American novelist (1953–2026)

 William Patrick Murray (April 28, 1953 – August 25, 2026) was an American novelist, journalist, short story, and comic book writer. Much of his fiction was published under pseudonyms. With artist Steve Ditko, he co-created the superhero Squirrel Girl.

==Life and career==

===Early life and career===
William Patrick Murray was born on April 28, 1953. He grew up in Boston, Massachusetts, and graduated North Quincy High School in June 1971, subsequently graduating summa cum laude from the University of Massachusetts at Boston. After becoming a fan of the pulp fiction hero Doc Savage, he began collecting pulp magazines and wrote two psychological profiles of the character in The Doc Savage Reader. He went on to write for fanzines and edit the fanzines Duende and Skullduggery before joining the pulp-reprint publisher Odyssey Publications. He also co-authored the study The Duende History of The Shadow Magazine. Circa 1978, "I discovered the outline to [Doc Savage creator] Lester Dent's unwritten Python Isle and decided to take a shot at writing it. [[Bantam Books|Bantam [Books]]] passed on it initially, and by the time they came back and asked for it and two more Docs, I was busily ghosting [the adventure paperback series] The Destroyer for [series co-creator] Warren Murphy."

### Data provided
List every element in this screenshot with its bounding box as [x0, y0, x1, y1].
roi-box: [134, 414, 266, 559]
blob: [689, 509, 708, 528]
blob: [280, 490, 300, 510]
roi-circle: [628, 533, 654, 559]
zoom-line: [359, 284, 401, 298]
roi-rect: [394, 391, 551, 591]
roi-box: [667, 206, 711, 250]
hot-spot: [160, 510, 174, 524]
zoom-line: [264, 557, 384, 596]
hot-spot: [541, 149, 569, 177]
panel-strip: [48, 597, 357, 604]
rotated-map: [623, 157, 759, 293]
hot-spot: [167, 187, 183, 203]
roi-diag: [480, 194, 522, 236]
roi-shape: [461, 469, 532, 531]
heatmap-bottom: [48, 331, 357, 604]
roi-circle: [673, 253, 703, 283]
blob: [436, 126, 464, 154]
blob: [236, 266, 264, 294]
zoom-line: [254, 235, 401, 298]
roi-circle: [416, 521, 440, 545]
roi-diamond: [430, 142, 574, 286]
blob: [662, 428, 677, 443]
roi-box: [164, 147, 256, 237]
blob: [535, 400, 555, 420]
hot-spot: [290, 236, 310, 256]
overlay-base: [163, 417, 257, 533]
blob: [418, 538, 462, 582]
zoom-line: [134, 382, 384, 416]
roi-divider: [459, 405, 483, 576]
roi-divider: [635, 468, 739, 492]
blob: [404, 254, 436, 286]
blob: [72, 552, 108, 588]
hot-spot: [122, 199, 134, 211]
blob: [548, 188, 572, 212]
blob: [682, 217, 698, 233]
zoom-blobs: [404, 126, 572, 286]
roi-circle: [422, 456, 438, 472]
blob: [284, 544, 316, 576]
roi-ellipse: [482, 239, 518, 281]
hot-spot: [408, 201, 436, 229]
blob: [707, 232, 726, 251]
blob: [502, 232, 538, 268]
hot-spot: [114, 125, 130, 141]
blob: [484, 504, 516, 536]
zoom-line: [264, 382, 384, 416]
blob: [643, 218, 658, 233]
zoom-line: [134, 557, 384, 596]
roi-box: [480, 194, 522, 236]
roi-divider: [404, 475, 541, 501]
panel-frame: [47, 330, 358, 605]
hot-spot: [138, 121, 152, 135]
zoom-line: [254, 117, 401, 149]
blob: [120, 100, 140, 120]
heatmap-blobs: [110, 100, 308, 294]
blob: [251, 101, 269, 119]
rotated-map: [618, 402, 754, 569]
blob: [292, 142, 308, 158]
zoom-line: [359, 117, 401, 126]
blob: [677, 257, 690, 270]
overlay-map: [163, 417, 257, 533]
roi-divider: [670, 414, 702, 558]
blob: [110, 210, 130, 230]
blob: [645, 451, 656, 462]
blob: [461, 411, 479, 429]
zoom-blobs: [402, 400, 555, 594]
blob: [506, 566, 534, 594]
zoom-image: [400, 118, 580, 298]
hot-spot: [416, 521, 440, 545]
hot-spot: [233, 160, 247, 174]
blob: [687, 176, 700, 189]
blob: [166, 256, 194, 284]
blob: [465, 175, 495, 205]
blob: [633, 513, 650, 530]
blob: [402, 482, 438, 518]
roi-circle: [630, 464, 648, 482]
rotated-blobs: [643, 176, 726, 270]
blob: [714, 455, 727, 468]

### Given exercise 1
Edit the biography of William Patrick Murray, starting with "William Patrick Murray (April" and going on through "superhero Squirrel Girl.", and replace "pseudonyms" with "pen names".
### Given exercise 2
According to the biography of William Patrick Murray, which two fanzines did he edit?
### Given exercise 3
Carry on the biography of William Patrick Murray from the point where it stops.
The records come from a separate source, unrelated to the biography of William Patrick Murray.

### Response 1
William Patrick Murray (April 28, 1953 – August 25, 2026) was an American novelist, journalist, short story, and comic book writer. Much of his fiction was published under pen names. With artist Steve Ditko, he co-created the superhero Squirrel Girl.

### Response 2
Duende and Skullduggery.

### Response 3
===Novels and magazines===
The Destroyer assignment had come about when Murray, editing Skullduggery, sought out Murphy and The Destroyer co-creator Richard Sapir for an interview, and later did freelance research for Sapir. This led to his editing a Destroyer sourcebook, The Assassin's Handbook (1982), and eventually ghostwriting the series, beginning with the 56th book, Encounter Group (1984). He began writing the series regularly with the 69th book, Blood Ties, altogether ghosting book #69 through book #107, Feast or Famine. Murray has also written Cthulhu Mythos stories, including a pair of stories about Nug and Yeb, the Twin Blasphemies, and contributed single novels in The Executioner and Mars Attacks series. He wrote the retro-pulp collection Spicy Zeppelin Stories under various pen names.

Murray is also an author of nonfiction articles about pulp magazine writers such as Doc Savage creator Lester Dent and the Shadow creator Walter B. Gibson; starting in 1979, he was the literary executor for the estate of Dent, and published twenty-one Doc Savage novels from Dent's outlines under Dent's pseudonym, Kenneth Robeson. His 2013 The Wild Adventures of Doc Savage novel, Doc Savage: Skull Island, teams him up with King Kong.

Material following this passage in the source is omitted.